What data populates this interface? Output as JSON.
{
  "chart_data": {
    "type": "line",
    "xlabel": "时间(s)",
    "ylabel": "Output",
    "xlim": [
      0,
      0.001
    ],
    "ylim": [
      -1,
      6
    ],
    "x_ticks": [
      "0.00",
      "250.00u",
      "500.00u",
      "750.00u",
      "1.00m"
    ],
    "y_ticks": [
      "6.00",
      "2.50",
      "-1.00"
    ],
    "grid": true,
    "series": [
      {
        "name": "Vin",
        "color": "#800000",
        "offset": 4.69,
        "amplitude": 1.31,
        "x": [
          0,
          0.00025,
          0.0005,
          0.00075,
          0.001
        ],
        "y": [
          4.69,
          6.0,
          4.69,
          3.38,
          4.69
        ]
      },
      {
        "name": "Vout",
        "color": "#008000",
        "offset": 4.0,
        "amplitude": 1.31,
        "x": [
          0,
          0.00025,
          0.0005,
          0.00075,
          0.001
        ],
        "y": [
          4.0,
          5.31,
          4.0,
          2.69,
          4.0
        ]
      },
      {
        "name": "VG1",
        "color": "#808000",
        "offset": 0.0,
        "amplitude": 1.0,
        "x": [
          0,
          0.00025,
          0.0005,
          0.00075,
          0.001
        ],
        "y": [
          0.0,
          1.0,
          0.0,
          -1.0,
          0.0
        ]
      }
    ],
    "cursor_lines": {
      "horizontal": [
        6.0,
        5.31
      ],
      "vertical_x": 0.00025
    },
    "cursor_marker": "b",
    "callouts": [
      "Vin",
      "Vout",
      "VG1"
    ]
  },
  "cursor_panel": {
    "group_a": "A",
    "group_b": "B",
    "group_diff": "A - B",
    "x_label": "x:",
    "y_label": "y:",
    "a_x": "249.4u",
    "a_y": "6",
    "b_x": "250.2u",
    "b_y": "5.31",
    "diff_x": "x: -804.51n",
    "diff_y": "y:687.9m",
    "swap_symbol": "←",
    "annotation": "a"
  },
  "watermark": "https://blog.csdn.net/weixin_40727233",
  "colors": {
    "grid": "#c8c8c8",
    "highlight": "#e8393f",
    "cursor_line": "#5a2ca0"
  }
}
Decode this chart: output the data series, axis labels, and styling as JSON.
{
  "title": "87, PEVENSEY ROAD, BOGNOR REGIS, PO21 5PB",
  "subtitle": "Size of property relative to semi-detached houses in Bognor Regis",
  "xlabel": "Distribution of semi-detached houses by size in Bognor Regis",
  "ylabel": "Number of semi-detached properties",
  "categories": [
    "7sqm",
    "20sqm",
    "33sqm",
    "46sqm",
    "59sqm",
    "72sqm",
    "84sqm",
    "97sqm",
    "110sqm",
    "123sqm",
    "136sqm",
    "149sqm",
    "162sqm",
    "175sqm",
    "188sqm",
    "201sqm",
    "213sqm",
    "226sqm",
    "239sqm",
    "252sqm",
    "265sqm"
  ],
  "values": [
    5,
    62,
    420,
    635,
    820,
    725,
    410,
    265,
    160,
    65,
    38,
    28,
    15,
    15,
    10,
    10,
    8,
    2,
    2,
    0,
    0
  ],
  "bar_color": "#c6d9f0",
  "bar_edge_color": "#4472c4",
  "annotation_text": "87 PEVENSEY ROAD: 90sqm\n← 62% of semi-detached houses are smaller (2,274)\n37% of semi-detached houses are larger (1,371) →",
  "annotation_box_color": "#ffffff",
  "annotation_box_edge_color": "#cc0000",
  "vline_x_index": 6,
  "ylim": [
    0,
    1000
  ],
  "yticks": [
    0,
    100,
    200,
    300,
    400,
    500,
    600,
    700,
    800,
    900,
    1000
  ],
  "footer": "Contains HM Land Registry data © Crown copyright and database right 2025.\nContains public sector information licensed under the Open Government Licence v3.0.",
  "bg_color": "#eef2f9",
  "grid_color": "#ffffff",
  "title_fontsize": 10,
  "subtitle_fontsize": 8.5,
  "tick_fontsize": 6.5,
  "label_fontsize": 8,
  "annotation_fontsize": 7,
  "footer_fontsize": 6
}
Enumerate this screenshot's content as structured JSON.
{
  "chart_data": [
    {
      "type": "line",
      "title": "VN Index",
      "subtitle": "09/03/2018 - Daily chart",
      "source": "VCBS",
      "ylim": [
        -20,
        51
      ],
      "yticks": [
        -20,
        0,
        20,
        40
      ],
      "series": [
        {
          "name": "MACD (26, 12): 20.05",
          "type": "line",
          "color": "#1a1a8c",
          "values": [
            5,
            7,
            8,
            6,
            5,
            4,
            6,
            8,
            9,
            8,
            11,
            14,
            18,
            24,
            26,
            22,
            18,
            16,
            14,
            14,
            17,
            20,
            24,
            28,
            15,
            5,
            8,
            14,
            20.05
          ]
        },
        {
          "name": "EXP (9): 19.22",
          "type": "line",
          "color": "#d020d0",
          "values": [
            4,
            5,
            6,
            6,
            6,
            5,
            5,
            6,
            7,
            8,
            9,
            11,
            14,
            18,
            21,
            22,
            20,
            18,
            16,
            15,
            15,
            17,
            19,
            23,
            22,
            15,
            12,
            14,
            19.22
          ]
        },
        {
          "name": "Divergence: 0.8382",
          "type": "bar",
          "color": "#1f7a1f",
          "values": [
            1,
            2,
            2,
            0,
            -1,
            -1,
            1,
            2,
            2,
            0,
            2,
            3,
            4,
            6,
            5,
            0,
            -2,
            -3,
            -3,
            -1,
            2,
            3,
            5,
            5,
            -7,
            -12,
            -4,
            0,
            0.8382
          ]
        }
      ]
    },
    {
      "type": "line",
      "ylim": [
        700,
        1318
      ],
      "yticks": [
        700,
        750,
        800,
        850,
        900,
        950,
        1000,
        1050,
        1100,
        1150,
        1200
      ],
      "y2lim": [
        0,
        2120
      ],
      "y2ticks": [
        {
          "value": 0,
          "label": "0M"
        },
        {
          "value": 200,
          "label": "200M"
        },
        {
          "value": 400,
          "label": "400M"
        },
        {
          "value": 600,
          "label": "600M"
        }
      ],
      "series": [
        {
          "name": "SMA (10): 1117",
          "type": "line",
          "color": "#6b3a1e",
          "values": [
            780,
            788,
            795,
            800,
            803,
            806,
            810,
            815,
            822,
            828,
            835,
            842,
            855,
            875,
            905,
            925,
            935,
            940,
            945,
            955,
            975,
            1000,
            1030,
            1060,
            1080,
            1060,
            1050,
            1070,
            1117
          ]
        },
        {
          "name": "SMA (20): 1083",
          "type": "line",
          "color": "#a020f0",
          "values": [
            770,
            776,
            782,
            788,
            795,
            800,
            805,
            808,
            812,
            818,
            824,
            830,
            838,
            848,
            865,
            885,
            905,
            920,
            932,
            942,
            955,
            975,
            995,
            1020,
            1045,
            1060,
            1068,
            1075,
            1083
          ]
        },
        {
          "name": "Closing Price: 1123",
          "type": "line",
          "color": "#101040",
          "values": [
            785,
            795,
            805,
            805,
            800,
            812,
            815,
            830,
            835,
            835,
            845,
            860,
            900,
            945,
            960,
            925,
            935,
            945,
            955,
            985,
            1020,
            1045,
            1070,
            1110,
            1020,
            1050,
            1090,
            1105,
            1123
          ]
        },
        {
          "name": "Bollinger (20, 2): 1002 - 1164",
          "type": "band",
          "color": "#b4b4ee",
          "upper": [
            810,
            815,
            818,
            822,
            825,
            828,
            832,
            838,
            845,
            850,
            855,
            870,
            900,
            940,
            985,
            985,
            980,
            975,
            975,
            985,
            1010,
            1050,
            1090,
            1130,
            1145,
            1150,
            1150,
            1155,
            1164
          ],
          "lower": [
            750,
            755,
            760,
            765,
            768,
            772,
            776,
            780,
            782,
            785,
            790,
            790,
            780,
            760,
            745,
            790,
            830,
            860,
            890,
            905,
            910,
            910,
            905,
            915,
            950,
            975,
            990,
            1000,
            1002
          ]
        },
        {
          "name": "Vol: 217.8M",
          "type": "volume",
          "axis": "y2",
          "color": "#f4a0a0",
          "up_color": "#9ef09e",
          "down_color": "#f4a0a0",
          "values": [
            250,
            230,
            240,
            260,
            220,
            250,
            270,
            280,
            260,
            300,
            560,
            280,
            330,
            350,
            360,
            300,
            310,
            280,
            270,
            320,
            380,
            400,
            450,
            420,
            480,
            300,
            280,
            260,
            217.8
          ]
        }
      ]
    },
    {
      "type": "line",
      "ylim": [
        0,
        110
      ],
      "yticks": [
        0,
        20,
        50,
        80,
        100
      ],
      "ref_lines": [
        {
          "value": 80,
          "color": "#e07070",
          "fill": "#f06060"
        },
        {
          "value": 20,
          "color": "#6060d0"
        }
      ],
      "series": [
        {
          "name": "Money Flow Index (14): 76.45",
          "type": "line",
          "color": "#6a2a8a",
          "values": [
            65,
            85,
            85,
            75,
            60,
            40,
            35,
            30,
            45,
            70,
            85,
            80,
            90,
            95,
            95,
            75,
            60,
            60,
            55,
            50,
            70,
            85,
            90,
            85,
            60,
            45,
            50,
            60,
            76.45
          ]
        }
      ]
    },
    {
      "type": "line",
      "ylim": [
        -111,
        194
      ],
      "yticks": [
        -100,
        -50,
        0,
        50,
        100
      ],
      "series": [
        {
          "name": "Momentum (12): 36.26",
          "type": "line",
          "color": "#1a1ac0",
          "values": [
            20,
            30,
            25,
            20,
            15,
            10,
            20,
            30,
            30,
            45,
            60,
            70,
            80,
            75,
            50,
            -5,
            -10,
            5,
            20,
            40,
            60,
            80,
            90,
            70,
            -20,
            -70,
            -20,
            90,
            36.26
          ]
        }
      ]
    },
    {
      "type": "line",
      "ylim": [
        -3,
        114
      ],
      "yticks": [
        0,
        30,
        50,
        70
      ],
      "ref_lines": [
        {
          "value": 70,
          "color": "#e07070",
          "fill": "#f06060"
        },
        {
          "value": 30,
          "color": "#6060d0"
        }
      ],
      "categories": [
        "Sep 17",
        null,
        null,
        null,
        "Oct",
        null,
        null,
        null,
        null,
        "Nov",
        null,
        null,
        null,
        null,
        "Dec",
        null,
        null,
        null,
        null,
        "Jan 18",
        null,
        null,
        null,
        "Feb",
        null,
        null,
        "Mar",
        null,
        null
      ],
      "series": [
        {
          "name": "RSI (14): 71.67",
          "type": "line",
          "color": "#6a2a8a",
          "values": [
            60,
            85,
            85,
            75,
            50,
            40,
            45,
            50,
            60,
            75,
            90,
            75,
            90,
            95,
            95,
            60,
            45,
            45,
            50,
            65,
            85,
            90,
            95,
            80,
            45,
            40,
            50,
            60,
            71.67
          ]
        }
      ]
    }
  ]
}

+ + + + +

• **PROBLEM DESCRIPTION**
From the listing above, copy every line that holds the string "ROAD".

• **ANSWER TO THE TASK**
  "title": "87, PEVENSEY ROAD, BOGNOR REGIS, PO21 5PB",
  "annotation_text": "87 PEVENSEY ROAD: 90sqm\n← 62% of semi-detached houses are smaller (2,274)\n37% of semi-detached houses are larger (1,371) →",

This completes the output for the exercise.